** Start of Stored data **

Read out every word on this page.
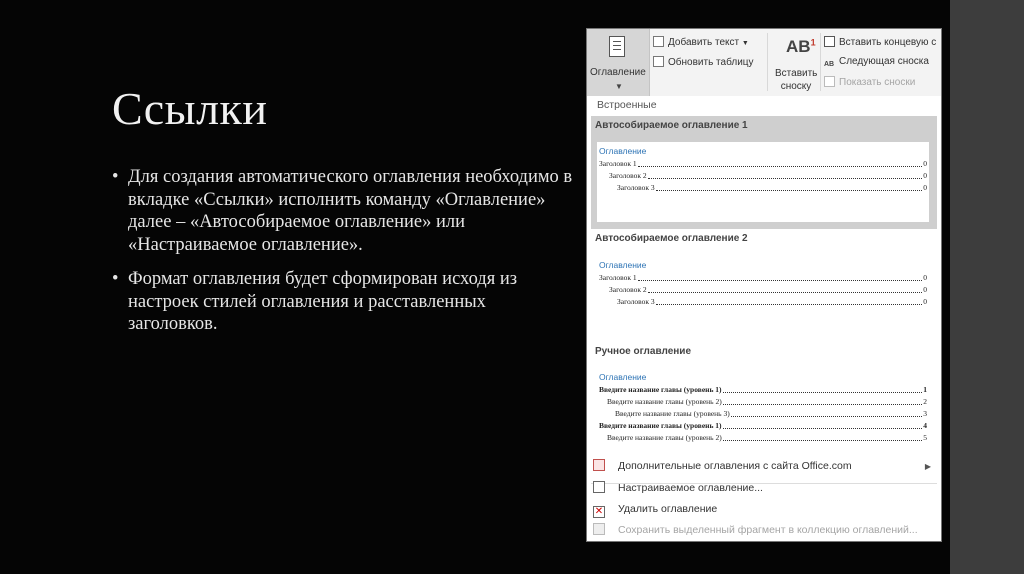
Ссылки
• Для создания автоматического оглавления необходимо в вкладке «Ссылки» исполнить команду «Оглавление» далее – «Автособираемое оглавление» или «Настраиваемое оглавление».
• Формат оглавления будет сформирован исходя из настроек стилей оглавления и расставленных заголовков.
Оглавление
▼
Добавить текст ▼
Обновить таблицу
$AB^1$
Вставить
сноску
Вставить концевую с
AB Следующая сноска
Показать сноски
Встроенные
Автособираемое оглавление 1
Оглавление
Заголовок 1	0
Заголовок 2	0
Заголовок 3	0
Автособираемое оглавление 2
Оглавление
Заголовок 1	0
Заголовок 2	0
Заголовок 3	0
Ручное оглавление
Оглавление
Введите название главы (уровень 1)	1
Введите название главы (уровень 2)	2
Введите название главы (уровень 3)	3
Введите название главы (уровень 1)	4
Введите название главы (уровень 2)	5
Дополнительные оглавления с сайта Office.com	▶
Настраиваемое оглавление...
✕ Удалить оглавление
Сохранить выделенный фрагмент в коллекцию оглавлений...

** End of Stored data **

## Work to do:
From the data, list each line in which the string "Настраиваемое" appears.

## The result:
• Для создания автоматического оглавления необходимо в вкладке «Ссылки» исполнить команду «Оглавление» далее – «Автособираемое оглавление» или «Настраиваемое оглавление».
Настраиваемое оглавление...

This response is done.